■ WRITTEN INSTRUCTION ■
Copy out each line featuring the string "name" from the entries beneath.

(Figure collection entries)

# # # #

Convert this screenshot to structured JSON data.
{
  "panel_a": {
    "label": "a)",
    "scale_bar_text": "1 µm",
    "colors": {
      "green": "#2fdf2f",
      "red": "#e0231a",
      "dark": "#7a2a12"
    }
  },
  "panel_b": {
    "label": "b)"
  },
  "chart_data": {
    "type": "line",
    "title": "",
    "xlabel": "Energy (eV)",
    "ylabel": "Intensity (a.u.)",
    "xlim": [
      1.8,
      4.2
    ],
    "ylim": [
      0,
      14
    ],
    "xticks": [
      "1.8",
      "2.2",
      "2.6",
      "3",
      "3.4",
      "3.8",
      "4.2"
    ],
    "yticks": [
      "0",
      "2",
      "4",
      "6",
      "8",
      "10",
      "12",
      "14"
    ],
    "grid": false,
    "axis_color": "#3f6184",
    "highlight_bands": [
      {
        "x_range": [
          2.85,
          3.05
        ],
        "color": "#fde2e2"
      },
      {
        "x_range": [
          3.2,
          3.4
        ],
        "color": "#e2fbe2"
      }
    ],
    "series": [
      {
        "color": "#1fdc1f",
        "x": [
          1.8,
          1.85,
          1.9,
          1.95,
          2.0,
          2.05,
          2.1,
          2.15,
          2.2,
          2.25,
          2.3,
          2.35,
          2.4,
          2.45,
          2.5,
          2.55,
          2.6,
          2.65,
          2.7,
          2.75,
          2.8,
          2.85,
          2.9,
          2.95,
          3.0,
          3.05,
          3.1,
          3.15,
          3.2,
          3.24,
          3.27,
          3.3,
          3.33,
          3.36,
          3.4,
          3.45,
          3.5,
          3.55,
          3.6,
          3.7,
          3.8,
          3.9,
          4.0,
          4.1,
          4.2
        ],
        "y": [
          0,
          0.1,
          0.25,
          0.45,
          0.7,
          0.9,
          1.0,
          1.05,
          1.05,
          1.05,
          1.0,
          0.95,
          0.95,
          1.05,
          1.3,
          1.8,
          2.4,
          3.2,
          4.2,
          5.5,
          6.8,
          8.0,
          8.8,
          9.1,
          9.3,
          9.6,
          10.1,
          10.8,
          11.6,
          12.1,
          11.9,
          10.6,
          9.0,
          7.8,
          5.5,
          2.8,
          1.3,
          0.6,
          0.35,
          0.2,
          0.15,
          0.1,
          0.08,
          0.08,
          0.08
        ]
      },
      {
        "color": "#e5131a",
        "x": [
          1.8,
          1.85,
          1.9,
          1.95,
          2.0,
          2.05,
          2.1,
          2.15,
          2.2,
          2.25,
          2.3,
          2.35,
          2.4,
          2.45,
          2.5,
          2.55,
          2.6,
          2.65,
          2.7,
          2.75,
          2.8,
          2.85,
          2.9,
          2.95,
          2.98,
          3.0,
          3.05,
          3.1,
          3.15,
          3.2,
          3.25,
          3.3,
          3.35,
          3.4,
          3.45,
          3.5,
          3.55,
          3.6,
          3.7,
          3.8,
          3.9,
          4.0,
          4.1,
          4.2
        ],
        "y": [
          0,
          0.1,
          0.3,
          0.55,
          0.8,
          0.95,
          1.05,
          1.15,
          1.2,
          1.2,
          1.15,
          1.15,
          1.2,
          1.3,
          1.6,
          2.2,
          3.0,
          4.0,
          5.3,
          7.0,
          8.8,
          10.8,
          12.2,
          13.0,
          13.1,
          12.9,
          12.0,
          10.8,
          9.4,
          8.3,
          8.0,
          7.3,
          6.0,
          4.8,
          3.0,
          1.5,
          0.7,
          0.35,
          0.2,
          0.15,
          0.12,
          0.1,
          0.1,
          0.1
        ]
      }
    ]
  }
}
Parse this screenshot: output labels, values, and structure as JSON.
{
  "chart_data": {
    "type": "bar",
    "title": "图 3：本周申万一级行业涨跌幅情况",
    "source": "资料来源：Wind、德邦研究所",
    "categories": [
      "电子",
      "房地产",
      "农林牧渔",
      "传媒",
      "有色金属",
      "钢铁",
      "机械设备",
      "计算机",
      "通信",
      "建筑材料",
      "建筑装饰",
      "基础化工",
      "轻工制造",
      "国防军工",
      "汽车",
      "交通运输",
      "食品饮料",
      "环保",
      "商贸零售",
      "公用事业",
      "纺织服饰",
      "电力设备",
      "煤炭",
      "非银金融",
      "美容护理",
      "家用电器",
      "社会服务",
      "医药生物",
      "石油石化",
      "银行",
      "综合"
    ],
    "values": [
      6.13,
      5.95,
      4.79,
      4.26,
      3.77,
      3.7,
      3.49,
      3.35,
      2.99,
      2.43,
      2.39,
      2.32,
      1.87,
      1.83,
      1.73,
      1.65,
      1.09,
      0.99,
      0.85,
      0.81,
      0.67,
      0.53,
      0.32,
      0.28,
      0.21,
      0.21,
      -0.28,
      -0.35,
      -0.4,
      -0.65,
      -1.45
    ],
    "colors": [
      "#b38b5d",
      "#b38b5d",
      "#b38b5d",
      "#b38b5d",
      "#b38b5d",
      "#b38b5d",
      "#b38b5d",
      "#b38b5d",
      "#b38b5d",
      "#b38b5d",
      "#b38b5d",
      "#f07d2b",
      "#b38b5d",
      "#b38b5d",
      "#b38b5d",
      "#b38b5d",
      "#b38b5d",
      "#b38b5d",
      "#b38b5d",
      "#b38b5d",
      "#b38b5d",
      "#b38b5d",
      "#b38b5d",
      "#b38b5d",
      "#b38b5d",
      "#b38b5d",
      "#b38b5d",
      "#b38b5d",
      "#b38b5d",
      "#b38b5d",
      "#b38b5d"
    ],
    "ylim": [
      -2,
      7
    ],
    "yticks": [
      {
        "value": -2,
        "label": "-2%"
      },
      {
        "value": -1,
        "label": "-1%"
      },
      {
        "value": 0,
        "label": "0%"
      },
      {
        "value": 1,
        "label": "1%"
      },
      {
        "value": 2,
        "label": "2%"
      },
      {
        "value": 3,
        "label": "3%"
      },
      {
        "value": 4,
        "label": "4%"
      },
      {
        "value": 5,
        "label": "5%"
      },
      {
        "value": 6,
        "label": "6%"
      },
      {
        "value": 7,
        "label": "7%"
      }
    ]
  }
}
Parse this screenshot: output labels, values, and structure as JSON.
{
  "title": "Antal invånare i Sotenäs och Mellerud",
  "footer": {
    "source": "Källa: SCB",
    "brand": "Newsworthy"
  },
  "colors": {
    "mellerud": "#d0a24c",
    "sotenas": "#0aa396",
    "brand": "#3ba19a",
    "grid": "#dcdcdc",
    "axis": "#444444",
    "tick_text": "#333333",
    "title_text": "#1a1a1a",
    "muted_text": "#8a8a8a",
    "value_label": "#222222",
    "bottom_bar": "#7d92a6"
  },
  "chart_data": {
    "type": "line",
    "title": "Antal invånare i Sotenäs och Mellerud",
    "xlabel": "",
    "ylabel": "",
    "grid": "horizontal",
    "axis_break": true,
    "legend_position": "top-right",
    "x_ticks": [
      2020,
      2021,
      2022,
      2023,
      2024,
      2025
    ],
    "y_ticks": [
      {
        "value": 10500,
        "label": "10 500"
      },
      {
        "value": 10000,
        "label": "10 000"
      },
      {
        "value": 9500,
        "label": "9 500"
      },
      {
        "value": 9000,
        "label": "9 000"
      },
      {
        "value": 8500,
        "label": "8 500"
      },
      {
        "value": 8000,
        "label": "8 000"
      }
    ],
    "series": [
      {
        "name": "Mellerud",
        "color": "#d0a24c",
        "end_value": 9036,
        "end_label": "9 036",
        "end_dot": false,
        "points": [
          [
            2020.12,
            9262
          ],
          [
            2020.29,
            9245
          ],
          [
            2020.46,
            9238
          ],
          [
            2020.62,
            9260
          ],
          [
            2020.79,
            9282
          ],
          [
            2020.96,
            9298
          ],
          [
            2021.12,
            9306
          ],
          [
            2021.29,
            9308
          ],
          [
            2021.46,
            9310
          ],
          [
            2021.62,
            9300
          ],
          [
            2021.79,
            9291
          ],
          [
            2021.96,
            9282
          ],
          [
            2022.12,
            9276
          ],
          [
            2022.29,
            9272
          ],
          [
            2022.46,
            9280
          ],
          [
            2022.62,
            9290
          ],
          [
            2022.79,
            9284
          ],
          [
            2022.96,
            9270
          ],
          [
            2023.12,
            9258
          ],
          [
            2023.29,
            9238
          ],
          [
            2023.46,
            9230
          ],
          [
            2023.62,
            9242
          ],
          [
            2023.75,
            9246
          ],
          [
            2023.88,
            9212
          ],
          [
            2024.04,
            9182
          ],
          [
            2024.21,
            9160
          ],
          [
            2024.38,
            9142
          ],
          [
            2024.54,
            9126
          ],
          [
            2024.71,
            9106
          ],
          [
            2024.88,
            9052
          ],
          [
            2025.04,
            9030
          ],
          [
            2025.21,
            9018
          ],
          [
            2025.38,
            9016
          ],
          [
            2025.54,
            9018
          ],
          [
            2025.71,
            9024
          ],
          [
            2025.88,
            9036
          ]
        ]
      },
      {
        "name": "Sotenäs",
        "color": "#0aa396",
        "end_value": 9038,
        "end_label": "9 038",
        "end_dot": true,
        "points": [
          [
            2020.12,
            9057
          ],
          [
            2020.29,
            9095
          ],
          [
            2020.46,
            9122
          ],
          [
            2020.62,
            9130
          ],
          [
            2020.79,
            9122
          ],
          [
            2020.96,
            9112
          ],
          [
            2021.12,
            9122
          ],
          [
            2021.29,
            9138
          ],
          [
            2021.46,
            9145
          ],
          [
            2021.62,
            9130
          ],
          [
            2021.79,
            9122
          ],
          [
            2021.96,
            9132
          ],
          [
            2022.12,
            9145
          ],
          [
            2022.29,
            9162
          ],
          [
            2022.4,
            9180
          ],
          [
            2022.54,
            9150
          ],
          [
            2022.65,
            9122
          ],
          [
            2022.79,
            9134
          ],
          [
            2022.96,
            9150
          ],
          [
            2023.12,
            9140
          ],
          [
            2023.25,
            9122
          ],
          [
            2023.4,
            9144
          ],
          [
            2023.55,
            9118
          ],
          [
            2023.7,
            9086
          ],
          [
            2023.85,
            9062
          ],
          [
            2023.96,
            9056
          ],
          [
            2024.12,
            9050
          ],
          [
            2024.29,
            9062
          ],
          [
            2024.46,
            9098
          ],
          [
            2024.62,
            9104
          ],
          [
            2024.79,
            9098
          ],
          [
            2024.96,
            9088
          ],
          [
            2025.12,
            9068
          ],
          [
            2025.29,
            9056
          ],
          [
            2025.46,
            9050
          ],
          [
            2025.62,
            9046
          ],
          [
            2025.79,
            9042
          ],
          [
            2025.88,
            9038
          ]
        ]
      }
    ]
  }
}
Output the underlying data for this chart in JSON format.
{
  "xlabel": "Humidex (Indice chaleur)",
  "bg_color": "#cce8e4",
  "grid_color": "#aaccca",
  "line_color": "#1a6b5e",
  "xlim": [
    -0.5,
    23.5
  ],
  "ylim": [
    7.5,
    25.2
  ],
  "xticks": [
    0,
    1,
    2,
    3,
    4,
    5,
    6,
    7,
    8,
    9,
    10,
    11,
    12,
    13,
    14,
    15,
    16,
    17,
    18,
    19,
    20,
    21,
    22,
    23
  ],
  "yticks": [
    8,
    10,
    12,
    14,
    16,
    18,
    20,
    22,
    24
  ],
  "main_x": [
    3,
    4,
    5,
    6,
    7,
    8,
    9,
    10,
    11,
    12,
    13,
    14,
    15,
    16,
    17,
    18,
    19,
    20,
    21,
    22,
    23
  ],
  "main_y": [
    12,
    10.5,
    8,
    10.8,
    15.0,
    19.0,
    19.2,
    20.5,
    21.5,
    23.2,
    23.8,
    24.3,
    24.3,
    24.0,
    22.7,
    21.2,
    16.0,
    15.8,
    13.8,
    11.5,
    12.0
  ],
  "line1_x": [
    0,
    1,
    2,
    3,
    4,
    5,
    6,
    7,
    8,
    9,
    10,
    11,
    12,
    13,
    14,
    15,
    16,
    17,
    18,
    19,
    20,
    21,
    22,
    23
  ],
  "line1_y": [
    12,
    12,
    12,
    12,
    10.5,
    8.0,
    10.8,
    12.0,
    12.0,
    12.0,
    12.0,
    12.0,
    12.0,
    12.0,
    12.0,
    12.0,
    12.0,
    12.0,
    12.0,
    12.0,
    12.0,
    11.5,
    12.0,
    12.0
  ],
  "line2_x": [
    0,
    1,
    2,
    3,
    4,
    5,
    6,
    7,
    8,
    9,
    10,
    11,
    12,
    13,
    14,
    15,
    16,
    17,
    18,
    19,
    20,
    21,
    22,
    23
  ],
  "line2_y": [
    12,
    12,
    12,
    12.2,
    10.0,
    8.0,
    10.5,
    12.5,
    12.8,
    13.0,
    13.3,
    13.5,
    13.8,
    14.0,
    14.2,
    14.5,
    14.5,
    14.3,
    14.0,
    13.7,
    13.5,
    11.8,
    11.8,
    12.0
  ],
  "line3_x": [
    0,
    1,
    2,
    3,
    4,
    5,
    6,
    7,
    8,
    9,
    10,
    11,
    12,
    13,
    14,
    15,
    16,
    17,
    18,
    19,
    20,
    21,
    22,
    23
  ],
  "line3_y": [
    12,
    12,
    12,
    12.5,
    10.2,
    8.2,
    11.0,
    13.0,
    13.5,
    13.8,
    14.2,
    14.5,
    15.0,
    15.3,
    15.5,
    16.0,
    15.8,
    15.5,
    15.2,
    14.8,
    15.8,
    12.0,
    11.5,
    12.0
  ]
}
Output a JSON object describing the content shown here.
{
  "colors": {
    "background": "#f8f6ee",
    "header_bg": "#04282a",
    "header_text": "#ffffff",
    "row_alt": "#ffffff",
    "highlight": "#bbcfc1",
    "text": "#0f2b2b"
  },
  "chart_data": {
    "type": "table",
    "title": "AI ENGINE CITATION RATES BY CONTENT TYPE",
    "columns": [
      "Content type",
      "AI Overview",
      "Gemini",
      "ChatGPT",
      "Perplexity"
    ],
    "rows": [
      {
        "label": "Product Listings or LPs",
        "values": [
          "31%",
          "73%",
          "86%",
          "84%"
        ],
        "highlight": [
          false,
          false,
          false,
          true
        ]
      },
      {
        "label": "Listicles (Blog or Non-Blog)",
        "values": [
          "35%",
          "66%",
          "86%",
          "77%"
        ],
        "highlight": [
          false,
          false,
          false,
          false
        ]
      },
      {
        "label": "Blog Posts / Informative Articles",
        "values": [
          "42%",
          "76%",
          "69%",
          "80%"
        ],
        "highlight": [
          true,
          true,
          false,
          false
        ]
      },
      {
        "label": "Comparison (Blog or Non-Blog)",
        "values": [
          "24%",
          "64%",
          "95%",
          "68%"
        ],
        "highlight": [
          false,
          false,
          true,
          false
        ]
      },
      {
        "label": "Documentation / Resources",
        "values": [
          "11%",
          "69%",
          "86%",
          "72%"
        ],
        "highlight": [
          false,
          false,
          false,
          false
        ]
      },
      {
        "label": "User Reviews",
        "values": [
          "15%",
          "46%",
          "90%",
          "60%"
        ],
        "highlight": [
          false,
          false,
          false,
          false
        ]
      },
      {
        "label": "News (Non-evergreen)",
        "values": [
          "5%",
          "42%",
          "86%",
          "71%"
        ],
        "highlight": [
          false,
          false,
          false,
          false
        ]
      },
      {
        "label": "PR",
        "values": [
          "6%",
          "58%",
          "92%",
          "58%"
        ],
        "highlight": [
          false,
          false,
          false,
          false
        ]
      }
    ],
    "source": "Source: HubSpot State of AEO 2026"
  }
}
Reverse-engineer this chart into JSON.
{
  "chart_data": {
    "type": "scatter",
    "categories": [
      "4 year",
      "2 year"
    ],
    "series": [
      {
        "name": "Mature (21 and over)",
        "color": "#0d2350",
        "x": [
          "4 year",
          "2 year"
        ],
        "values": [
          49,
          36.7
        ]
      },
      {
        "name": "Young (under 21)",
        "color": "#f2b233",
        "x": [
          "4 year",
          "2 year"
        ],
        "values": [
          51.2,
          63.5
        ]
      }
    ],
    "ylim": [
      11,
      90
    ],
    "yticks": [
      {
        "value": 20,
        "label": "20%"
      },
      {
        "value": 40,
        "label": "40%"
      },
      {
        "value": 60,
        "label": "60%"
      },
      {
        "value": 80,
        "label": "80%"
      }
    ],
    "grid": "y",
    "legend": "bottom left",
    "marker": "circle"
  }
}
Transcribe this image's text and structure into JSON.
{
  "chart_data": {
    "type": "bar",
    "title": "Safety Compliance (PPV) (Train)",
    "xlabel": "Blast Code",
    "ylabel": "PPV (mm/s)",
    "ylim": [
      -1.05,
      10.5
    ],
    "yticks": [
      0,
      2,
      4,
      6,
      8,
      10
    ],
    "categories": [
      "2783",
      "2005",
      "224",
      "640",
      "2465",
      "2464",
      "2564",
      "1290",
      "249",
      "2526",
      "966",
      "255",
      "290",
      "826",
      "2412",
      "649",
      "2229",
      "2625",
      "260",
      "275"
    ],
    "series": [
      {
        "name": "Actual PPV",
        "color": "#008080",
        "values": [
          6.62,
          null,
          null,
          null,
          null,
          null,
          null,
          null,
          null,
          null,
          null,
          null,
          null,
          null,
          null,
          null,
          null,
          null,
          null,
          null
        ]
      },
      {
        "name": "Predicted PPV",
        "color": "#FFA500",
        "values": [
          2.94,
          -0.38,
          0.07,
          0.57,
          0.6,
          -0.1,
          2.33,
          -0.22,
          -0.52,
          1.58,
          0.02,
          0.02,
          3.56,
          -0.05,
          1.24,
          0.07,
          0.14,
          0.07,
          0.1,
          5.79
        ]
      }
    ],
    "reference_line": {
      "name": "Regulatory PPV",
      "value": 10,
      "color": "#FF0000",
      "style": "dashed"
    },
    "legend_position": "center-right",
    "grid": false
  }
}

# # # #

■ RESULT OF THE EXERCISE ■
        "name": "Mellerud",
        "name": "Sotenäs",
        "name": "Mature (21 and over)",
        "name": "Young (under 21)",
        "name": "Actual PPV",
        "name": "Predicted PPV",
      "name": "Regulatory PPV",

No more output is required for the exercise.